[TO BE DONE]: List each line of the data in which the string "ylabel" appears.
# START OF EXTRACTED ENTRIES
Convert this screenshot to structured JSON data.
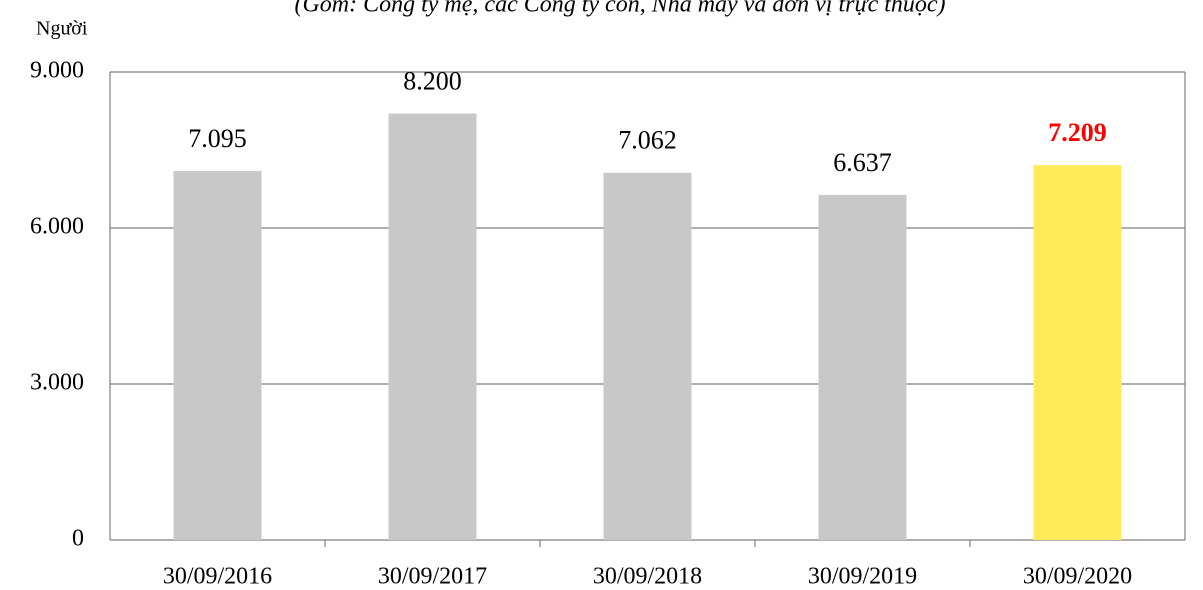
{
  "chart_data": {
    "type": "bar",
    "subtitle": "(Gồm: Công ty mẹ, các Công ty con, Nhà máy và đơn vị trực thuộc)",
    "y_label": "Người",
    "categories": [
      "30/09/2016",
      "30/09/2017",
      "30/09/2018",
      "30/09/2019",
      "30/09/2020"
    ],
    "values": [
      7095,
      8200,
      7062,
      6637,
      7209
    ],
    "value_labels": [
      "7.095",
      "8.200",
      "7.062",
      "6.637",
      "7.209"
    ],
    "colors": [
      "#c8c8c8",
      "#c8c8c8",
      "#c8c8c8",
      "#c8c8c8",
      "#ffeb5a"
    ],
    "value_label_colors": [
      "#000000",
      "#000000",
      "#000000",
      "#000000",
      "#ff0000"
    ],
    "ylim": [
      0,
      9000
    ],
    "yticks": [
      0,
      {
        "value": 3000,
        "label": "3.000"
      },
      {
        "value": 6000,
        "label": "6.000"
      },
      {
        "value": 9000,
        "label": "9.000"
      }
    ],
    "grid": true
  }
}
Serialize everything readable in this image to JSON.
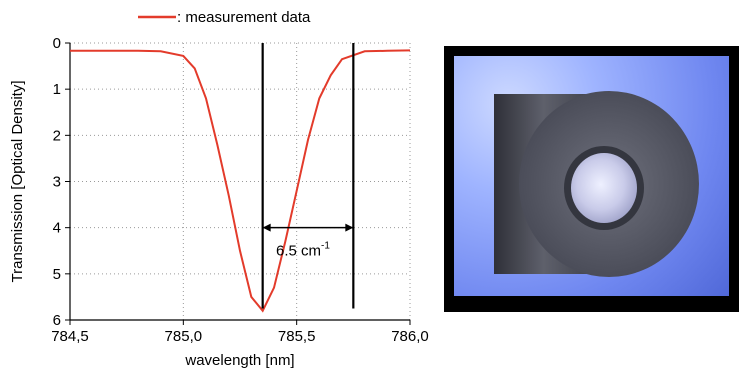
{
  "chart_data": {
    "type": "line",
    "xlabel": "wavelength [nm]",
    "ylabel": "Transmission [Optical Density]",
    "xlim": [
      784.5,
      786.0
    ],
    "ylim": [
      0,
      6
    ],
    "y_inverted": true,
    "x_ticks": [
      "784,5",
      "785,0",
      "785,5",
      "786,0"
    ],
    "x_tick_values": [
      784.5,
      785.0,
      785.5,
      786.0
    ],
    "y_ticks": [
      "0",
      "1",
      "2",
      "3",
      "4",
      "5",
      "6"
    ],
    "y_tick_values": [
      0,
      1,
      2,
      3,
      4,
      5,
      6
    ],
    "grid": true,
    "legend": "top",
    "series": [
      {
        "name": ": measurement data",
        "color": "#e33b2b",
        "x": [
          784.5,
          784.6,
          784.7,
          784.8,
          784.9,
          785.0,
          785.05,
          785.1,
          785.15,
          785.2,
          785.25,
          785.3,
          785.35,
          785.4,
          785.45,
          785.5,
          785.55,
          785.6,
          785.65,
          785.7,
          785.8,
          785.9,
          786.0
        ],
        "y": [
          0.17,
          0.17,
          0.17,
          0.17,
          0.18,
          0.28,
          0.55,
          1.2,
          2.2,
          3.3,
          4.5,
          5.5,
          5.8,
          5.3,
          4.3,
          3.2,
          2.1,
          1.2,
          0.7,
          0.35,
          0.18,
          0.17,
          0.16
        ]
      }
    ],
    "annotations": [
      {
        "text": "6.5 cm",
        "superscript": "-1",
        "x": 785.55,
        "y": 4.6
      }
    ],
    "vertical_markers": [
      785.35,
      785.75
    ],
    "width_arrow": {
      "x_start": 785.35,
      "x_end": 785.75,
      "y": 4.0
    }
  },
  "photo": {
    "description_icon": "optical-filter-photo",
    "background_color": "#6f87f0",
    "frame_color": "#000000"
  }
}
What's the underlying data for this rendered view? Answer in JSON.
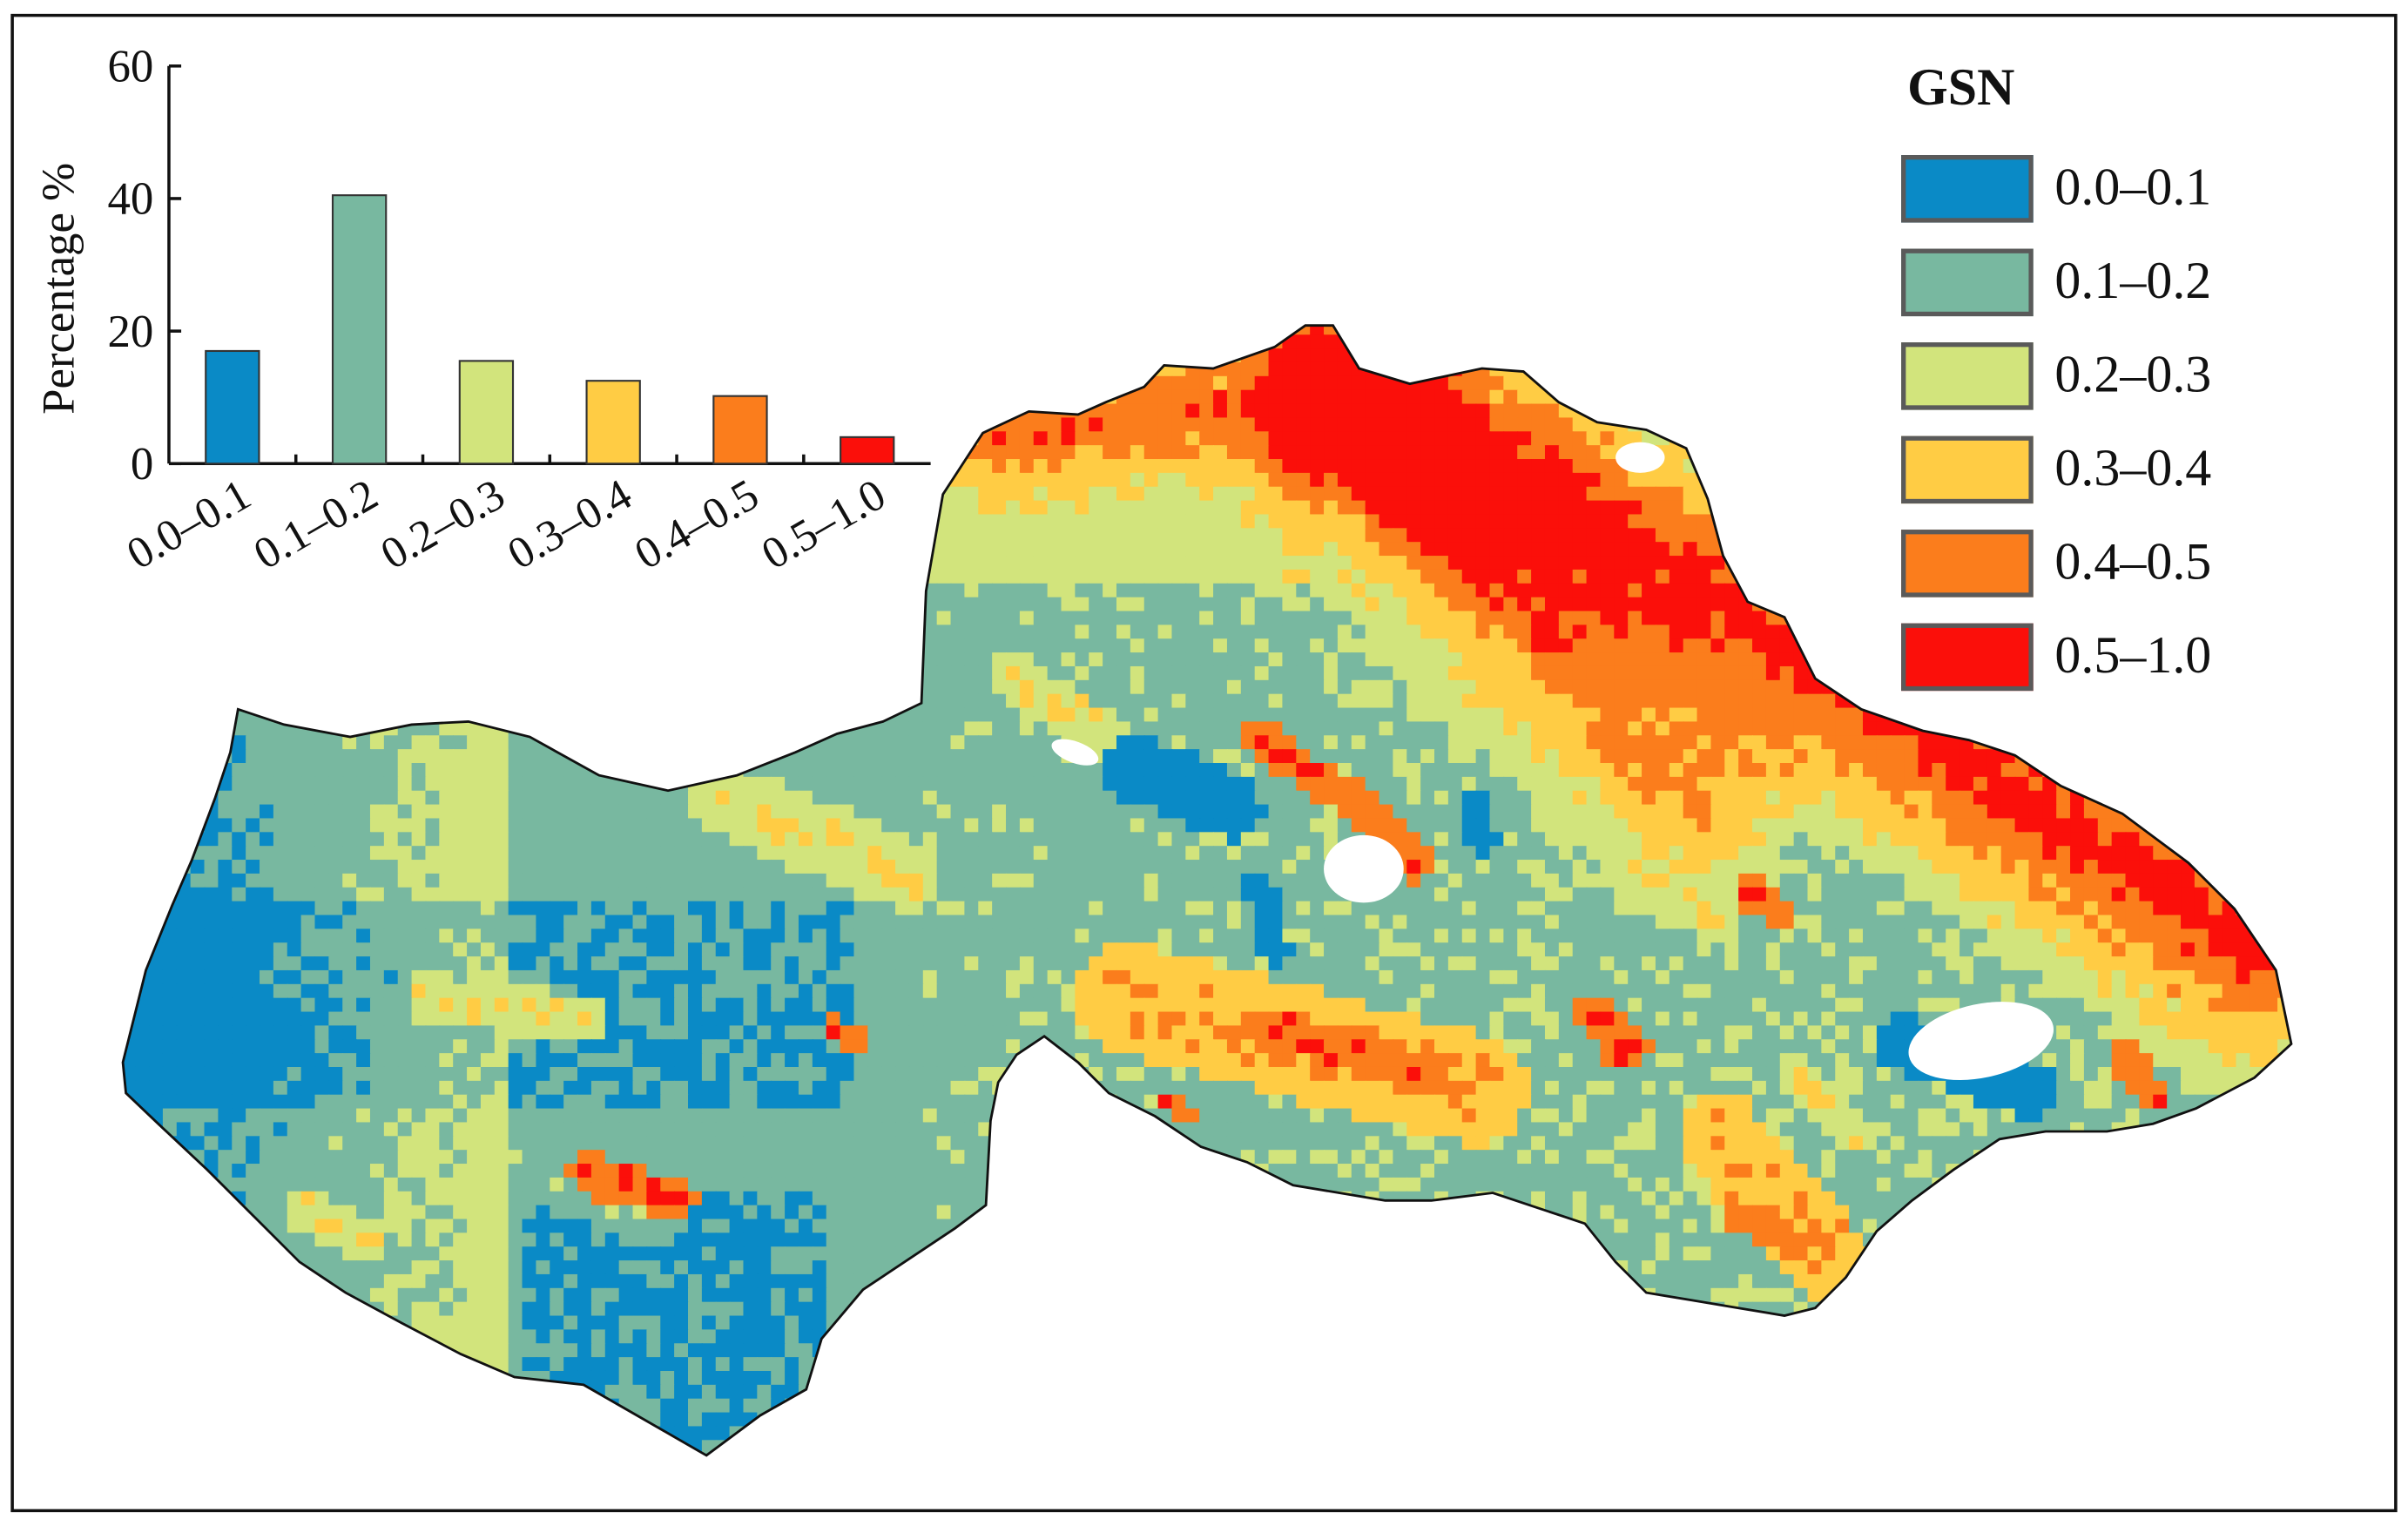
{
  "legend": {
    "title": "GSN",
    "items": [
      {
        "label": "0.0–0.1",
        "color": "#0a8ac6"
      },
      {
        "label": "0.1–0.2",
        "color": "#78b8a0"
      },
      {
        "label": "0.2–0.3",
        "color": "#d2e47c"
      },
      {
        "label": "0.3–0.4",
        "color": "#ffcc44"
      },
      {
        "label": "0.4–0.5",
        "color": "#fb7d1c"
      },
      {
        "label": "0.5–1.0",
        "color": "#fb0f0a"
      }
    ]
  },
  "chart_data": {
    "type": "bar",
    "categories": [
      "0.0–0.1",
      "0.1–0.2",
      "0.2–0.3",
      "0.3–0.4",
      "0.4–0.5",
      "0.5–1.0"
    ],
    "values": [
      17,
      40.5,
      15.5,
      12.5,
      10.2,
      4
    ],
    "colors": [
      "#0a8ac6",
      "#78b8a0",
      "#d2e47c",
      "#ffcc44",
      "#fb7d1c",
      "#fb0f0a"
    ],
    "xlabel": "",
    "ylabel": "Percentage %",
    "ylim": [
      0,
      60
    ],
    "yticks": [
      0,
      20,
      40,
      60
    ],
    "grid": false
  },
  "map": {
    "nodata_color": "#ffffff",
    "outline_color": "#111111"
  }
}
# END OF EXTRACTED ENTRIES
# START OF EXTRACTED ENTRIES
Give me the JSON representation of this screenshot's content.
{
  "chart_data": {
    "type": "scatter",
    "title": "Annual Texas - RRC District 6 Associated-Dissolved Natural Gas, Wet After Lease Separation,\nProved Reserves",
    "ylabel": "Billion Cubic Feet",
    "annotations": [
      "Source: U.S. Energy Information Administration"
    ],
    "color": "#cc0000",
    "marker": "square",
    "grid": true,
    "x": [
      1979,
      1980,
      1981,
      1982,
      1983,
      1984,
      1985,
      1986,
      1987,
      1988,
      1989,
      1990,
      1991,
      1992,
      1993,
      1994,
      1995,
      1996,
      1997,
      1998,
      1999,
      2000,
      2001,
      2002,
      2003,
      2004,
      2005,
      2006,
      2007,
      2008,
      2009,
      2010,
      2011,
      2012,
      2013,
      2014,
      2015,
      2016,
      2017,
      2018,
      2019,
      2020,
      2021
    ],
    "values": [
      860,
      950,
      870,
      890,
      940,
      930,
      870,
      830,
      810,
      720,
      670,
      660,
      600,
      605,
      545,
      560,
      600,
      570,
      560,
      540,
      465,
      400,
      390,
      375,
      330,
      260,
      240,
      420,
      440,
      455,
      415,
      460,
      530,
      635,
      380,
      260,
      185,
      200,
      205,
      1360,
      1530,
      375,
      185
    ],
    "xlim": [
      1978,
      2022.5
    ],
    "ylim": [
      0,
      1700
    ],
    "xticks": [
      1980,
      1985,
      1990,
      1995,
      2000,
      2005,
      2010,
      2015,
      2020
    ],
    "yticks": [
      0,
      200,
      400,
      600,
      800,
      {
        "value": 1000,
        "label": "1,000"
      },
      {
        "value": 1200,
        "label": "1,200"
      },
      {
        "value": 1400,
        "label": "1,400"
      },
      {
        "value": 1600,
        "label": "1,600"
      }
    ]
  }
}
# END OF EXTRACTED ENTRIES
# START OF EXTRACTED ENTRIES
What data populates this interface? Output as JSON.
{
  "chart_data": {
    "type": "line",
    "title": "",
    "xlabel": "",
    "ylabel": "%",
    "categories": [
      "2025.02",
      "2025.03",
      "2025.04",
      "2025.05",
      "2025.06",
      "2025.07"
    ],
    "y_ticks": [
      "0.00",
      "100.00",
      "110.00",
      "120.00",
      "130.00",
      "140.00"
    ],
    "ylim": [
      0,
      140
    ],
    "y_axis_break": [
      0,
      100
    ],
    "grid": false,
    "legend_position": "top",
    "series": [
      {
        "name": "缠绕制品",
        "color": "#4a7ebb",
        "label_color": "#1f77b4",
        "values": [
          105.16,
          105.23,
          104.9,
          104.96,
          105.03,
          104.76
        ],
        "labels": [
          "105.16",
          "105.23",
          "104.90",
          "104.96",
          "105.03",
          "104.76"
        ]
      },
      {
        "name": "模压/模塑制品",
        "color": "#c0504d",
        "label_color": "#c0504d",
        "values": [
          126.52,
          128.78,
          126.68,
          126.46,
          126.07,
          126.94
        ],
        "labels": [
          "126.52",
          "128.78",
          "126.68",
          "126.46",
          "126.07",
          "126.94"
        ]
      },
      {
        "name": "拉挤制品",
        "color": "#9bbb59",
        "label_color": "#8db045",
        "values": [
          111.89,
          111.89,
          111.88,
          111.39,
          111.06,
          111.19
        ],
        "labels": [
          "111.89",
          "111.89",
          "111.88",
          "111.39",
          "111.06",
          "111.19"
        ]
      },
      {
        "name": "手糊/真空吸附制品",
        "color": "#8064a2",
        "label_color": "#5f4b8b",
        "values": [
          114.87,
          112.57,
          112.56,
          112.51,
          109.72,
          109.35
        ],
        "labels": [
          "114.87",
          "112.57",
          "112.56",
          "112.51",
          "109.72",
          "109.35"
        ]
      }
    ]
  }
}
# END OF EXTRACTED ENTRIES
[EXERCISE RESPONSE]:
    "ylabel": "Transmission [Optical Density]",
    "ylabel": "Percentage %",
    "ylabel": "Billion Cubic Feet",
    "ylabel": "%",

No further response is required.